TASK: Write out the passage in the Kubernetes resources text starting with "A resource for managing stateless" and going on through "applications like databases.", copying it word for word.

SOURCE DOCUMENT:
+++++

Directly modifying or deleting resources in this MC_ resource group manually may cause the AKS cluster to malfunction. In principle, please operate through Kubernetes manifests or the AKS management screen in Azure CLI/Portal.

Key Resources

In Kubernetes, "objects" or "resources" are used to define the state of the cluster. These are usually defined in YAML format files called Manifests.

Manifest

A configuration file describing the "Desired State" of Kubernetes resources. Apply it to the cluster with commands like kubectl apply -f <filename>.yaml.

apiVersion: v1
kind: Pod
metadata:
name: my-pod
spec:
containers:
- name: nginx
image: nginx:latest

Pod

The smallest unit of deployment in Kubernetes. Contains one or more containers. Containers in the same Pod share IP addresses and storage volumes. Usually, Pods are rarely created directly but managed through higher-level resources like Deployments.

ReplicaSet

A resource that guarantees that a specified number of Pod replicas are always running. If a Pod stops, it automatically creates a new Pod to maintain the specified number.

Deployment

A resource for managing stateless applications. It manages ReplicaSets and facilitates rolling updates and rollbacks of applications. Most commonly used for deploying web servers and API servers.

StatefulSet

A resource for managing stateful applications like databases.

  • Assigns a unique ID (ordered index) to the Pod.
  • Persistent storage is tied to each Pod, and the same storage is reattached even if the Pod is recreated.

Service

A resource that abstracts network access to a set of Pods. While Pod IPs may change upon restart, Service provides a fixed IP (ClusterIP) or DNS name.

  • ClusterIP: Accessible only from within the cluster (default).
  • NodePort: Exposed externally on a specific port of each node.
  • LoadBalancer: Exposed externally using a cloud provider's load balancer (Azure Load Balancer is created in AKS).

Ingress

A resource that manages rules for routing HTTP/HTTPS traffic from outside the cluster to Services within the cluster.

  • Path-based or host-based routing is possible.
  • Provides SSL/TLS termination.
  • Implementation requires an Ingress Controller (Nginx Ingress Controller, Application Gateway Ingress Controller, etc.).

PVC (Persistent Volume Claim)

A resource for Pods to request persistent storage.

  • PV (Persistent Volume): The actual storage entity (Azure Disk, Azure Files, etc.).
  • PVC: A "bill" where the user specifies the required capacity and access mode to request a PV.
  • By using StorageClass, PVs (Azure Disk, etc.) can be dynamically provisioned when creating a PVC.

Secret

A resource for storing and managing sensitive information such as passwords, OAuth tokens, and SSH keys.

  • Stored encoded in Base64 (not encrypted, so protection with RBAC or KMS is important).
  • Used by mounting as environment variables or volumes from Pods.

ServiceAccount

An identity used by processes running inside a Pod to communicate with the Kubernetes API server.

+++++

DATA TO EXAMINE:

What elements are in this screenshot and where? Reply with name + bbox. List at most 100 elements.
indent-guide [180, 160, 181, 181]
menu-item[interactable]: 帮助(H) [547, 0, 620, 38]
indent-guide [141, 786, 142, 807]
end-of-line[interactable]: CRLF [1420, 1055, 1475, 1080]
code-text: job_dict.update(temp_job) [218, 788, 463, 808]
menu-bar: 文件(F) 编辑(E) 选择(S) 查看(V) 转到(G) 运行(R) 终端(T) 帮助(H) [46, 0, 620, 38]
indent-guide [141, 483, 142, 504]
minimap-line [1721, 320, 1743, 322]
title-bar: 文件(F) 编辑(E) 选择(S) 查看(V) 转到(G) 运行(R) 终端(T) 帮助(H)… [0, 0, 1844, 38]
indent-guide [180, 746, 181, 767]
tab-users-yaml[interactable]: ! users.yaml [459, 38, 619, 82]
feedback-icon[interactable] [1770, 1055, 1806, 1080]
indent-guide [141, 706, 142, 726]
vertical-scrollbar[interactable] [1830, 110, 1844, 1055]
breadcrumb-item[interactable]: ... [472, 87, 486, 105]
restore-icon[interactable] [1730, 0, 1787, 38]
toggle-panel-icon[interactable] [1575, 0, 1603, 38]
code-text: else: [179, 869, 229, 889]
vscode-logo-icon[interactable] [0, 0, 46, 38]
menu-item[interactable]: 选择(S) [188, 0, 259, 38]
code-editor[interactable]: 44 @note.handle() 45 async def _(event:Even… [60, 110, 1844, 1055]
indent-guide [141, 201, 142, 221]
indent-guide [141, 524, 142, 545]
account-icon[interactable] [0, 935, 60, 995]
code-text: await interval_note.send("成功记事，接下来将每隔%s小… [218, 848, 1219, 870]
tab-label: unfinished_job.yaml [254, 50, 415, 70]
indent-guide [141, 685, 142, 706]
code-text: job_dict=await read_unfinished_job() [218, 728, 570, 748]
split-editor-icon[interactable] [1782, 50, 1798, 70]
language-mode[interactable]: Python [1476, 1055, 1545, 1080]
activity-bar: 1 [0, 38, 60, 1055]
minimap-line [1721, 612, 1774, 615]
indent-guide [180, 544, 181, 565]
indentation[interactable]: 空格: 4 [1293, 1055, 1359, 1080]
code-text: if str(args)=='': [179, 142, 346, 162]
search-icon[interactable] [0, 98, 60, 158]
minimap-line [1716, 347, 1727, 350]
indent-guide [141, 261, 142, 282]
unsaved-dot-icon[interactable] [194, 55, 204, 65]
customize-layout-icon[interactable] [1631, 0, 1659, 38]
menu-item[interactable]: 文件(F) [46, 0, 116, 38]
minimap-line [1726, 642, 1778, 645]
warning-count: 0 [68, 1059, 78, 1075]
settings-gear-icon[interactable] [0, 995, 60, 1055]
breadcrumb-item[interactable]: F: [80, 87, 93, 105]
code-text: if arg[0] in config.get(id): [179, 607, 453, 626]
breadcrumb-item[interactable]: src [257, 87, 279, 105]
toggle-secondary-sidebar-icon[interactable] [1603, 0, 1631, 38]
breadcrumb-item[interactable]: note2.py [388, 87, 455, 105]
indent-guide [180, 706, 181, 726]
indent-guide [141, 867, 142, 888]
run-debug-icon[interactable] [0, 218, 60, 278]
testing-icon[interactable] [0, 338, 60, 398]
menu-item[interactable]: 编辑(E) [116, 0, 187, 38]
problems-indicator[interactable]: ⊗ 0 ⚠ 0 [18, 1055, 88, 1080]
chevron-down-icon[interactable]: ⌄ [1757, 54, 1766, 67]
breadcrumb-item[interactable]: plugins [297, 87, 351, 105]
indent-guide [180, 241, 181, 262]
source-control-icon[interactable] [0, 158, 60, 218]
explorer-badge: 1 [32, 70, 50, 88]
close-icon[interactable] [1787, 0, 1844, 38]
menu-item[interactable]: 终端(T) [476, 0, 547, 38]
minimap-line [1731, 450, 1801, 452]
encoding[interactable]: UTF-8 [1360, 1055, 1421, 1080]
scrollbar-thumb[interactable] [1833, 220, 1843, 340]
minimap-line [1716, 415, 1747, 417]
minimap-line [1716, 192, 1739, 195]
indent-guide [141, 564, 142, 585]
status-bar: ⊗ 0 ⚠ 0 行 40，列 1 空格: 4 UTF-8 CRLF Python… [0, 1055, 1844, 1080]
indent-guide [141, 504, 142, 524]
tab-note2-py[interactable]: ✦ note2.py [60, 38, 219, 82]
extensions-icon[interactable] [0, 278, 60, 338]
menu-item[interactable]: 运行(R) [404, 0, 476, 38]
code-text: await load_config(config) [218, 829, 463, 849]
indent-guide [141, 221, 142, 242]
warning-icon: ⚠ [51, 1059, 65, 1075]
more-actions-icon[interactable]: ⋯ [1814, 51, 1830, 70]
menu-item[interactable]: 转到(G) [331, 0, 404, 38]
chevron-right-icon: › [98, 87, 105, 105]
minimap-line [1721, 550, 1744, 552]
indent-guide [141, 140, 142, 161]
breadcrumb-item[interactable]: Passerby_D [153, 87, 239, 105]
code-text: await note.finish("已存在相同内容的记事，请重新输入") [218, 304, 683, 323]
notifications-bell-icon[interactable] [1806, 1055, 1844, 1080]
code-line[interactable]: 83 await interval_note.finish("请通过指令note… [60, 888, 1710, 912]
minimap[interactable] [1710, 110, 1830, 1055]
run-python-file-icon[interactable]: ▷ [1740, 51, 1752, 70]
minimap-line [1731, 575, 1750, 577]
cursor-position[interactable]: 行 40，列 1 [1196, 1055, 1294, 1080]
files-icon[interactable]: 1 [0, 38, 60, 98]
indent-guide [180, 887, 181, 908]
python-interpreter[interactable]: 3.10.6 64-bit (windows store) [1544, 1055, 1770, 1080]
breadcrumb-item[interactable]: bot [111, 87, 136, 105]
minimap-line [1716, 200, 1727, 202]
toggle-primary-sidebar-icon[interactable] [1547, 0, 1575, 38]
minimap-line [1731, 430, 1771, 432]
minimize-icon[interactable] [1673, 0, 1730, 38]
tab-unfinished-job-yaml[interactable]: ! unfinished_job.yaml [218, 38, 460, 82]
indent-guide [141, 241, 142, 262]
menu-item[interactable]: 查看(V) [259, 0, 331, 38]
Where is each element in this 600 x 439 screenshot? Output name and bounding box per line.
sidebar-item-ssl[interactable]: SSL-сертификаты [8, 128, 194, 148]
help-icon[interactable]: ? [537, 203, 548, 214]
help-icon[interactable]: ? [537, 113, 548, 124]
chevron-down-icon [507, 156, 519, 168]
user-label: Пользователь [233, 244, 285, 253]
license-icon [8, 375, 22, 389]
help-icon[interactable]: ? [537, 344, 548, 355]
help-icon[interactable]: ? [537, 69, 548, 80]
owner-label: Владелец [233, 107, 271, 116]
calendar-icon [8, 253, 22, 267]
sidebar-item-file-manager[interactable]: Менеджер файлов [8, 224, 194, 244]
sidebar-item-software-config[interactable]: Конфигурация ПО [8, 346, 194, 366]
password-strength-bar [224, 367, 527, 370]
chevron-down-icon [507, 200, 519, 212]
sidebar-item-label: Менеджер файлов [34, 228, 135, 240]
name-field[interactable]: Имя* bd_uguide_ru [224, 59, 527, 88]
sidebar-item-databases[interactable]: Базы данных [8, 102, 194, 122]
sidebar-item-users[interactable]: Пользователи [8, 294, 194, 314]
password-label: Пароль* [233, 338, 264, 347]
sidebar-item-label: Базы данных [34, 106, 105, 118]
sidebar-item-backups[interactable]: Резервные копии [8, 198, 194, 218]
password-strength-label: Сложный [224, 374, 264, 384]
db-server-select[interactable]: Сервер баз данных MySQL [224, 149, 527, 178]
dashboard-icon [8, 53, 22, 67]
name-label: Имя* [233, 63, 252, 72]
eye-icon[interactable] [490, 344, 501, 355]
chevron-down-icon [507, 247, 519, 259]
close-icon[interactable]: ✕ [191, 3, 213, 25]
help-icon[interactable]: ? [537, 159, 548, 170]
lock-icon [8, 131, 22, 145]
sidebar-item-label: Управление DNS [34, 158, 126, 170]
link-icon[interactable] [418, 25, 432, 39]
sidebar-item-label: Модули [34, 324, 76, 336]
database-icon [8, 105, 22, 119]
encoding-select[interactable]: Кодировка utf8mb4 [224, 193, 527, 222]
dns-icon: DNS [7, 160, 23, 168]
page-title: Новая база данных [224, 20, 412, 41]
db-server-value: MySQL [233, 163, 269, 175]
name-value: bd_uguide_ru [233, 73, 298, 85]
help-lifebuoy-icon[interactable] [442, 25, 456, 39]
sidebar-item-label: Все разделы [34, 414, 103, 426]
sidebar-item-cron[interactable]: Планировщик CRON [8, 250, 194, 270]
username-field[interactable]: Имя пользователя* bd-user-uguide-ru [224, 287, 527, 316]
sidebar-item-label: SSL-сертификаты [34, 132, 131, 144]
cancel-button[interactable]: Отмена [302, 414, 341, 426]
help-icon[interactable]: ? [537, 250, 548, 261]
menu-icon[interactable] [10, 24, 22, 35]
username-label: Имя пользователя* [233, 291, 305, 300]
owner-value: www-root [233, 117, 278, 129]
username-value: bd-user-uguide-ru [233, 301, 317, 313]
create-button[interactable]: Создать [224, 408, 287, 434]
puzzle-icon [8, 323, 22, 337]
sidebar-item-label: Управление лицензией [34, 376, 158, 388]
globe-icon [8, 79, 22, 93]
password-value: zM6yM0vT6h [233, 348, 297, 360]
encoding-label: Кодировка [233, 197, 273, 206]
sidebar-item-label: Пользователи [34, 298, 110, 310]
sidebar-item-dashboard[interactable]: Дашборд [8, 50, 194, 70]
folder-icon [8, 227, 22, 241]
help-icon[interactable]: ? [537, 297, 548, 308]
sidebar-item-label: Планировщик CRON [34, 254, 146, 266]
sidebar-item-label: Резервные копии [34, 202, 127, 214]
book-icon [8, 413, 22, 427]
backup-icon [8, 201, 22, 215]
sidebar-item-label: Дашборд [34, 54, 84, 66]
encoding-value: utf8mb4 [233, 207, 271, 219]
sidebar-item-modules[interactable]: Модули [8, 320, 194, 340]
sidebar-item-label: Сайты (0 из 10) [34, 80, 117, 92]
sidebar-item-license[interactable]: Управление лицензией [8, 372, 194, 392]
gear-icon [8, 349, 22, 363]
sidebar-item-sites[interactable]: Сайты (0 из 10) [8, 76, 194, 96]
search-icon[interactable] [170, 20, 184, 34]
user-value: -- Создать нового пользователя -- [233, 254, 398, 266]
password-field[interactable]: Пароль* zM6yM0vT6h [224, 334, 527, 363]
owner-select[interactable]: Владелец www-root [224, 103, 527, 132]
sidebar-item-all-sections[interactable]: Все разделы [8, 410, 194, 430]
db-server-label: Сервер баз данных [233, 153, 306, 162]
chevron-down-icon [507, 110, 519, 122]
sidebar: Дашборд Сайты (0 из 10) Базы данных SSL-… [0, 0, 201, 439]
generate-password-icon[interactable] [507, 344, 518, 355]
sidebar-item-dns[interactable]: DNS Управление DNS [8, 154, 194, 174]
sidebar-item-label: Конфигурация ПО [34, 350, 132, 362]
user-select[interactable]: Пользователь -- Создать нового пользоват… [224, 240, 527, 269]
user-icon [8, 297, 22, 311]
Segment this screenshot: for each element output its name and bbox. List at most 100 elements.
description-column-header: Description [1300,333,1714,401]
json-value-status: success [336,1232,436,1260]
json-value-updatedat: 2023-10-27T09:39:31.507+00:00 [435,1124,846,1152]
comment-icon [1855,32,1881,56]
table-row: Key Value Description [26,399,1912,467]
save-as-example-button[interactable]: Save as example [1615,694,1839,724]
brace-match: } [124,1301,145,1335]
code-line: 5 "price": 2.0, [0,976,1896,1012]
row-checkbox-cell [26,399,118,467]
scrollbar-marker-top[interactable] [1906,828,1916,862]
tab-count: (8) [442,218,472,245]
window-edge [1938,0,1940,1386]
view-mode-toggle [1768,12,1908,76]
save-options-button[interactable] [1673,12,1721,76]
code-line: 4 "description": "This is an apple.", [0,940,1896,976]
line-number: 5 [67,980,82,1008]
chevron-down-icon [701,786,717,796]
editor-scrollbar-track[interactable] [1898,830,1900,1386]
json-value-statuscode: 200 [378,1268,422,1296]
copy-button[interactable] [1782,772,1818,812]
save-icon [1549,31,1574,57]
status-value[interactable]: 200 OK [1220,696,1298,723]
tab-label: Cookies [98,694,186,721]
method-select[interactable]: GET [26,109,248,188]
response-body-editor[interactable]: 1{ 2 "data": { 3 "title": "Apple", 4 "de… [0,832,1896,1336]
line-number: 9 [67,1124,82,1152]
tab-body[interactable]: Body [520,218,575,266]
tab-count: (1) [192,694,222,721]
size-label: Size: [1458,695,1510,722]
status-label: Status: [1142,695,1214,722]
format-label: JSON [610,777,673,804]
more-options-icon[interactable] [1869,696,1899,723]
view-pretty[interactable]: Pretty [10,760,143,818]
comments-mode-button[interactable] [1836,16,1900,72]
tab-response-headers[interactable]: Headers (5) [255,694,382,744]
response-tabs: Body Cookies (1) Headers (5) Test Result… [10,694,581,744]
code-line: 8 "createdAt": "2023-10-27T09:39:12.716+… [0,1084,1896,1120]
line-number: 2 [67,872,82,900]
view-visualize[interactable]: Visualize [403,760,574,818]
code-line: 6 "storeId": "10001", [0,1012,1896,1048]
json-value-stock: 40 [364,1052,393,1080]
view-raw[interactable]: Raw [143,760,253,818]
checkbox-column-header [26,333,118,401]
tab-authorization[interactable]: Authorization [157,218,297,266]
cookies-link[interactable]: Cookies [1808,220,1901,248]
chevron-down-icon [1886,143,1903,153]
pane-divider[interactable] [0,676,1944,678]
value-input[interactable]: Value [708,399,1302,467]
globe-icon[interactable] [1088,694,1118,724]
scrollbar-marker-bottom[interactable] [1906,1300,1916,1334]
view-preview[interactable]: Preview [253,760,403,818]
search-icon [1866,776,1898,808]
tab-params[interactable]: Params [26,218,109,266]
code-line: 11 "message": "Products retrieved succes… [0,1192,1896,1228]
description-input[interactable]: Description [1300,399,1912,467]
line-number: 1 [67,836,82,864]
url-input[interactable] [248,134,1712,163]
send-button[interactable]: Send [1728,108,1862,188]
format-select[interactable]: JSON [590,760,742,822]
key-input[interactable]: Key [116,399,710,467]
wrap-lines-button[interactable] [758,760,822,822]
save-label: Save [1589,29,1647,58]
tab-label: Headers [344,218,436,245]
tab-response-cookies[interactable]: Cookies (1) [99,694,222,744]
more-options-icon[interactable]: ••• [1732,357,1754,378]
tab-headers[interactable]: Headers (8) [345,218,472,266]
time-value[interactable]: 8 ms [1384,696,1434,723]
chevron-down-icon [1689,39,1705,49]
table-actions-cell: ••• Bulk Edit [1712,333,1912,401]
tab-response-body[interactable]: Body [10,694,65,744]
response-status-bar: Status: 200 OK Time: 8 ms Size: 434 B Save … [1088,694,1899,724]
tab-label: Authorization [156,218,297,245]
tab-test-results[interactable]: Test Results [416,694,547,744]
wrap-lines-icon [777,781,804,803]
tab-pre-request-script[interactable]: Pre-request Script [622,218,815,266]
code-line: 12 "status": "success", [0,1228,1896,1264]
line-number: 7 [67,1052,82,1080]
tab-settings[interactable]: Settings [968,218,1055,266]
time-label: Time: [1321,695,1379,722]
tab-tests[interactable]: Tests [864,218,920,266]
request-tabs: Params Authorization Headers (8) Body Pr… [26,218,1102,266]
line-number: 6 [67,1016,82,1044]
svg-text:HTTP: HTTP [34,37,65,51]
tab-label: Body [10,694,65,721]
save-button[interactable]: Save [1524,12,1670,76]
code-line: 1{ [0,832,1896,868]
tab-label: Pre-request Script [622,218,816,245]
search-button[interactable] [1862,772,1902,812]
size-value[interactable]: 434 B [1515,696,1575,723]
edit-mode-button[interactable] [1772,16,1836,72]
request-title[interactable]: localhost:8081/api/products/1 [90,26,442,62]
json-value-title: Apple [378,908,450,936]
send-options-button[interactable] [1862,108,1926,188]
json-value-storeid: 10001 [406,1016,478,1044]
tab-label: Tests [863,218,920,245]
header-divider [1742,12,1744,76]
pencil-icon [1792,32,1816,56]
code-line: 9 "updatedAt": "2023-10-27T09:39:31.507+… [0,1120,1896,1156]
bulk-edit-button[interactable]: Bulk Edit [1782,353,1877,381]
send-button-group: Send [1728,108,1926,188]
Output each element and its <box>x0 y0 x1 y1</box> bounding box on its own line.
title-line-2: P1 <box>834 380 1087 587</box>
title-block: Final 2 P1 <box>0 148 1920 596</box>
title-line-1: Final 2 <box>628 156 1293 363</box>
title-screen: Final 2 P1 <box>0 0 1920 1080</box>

+++++

EXPECTED ANSWER:
A resource for managing stateless applications. It manages ReplicaSets and facilitates rolling updates and rollbacks of applications. Most commonly used for deploying web servers and API servers.

StatefulSet

A resource for managing stateful applications like databases.